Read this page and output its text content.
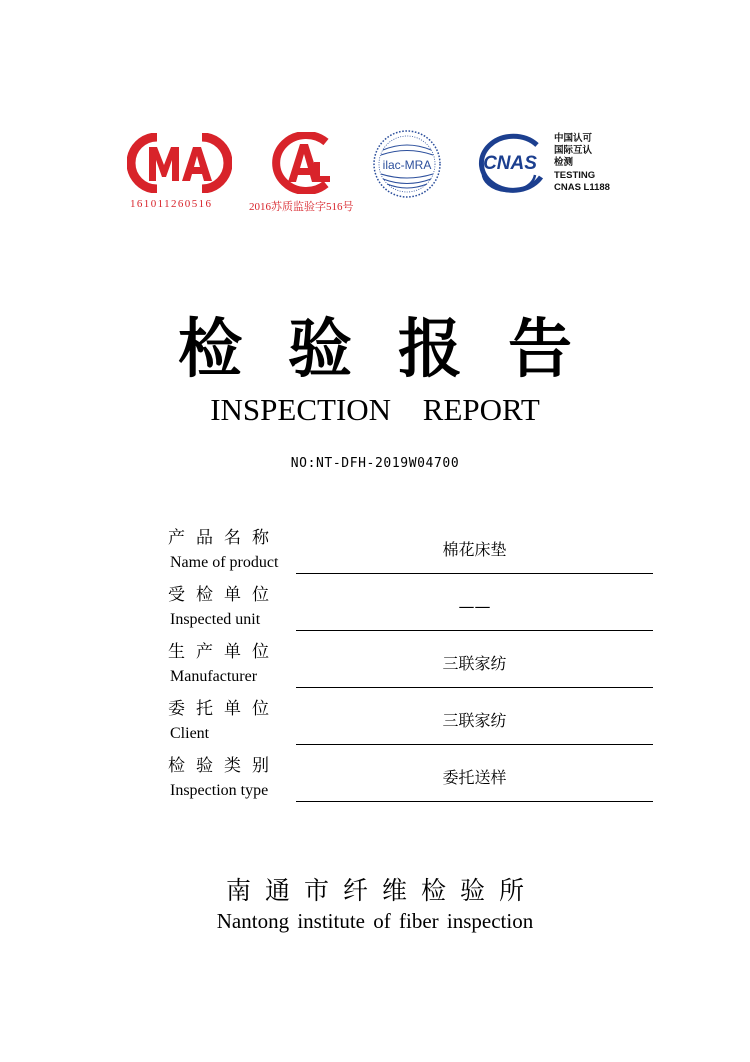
161011260516	2016苏质监验字516号
ilac-MRA	CNAS
中国认可
国际互认
检测
TESTING
CNAS L1188
检验报告
INSPECTION REPORT
NO:NT-DFH-2019W04700
产品名称
Name of product
棉花床垫
受检单位
Inspected unit
——
生产单位
Manufacturer
三联家纺
委托单位
Client
三联家纺
检验类别
Inspection type
委托送样
南通市纤维检验所
Nantong institute of fiber inspection
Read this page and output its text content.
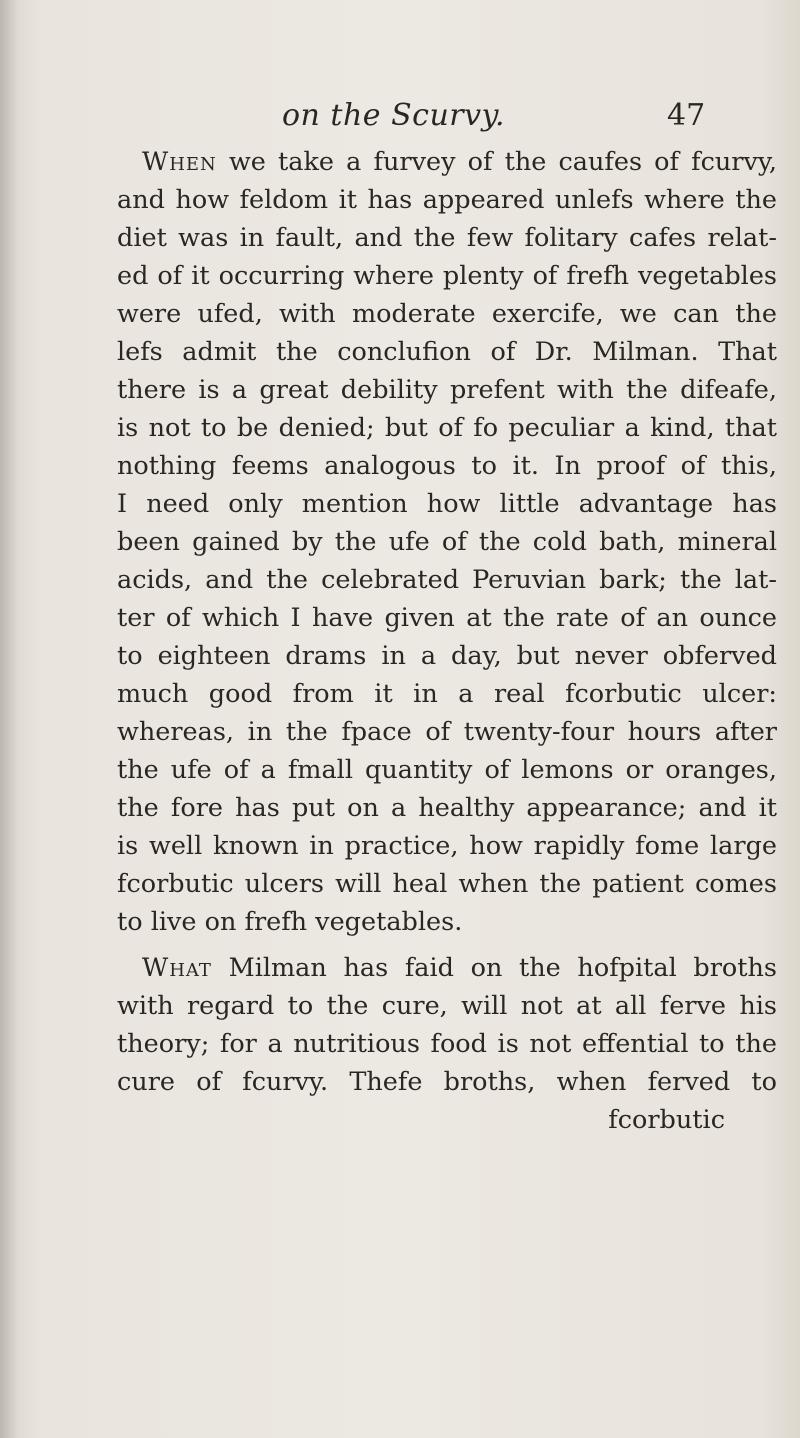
on the Scurvy.	47
When we take a furvey of the caufes of fcurvy,
and how feldom it has appeared unlefs where the
diet was in fault, and the few folitary cafes relat-
ed of it occurring where plenty of frefh vegetables
were ufed, with moderate exercife, we can the
lefs admit the conclufion of Dr. Milman. That
there is a great debility prefent with the difeafe,
is not to be denied; but of fo peculiar a kind, that
nothing feems analogous to it. In proof of this,
I need only mention how little advantage has
been gained by the ufe of the cold bath, mineral
acids, and the celebrated Peruvian bark; the lat-
ter of which I have given at the rate of an ounce
to eighteen drams in a day, but never obferved
much good from it in a real fcorbutic ulcer:
whereas, in the fpace of twenty-four hours after
the ufe of a fmall quantity of lemons or oranges,
the fore has put on a healthy appearance; and it
is well known in practice, how rapidly fome large
fcorbutic ulcers will heal when the patient comes
to live on frefh vegetables.
What Milman has faid on the hofpital broths
with regard to the cure, will not at all ferve his
theory; for a nutritious food is not effential to the
cure of fcurvy. Thefe broths, when ferved to
fcorbutic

####

(Task objective): Tally up the lines in the records that contain the word "Milman" and give only the total.

(Reply): 2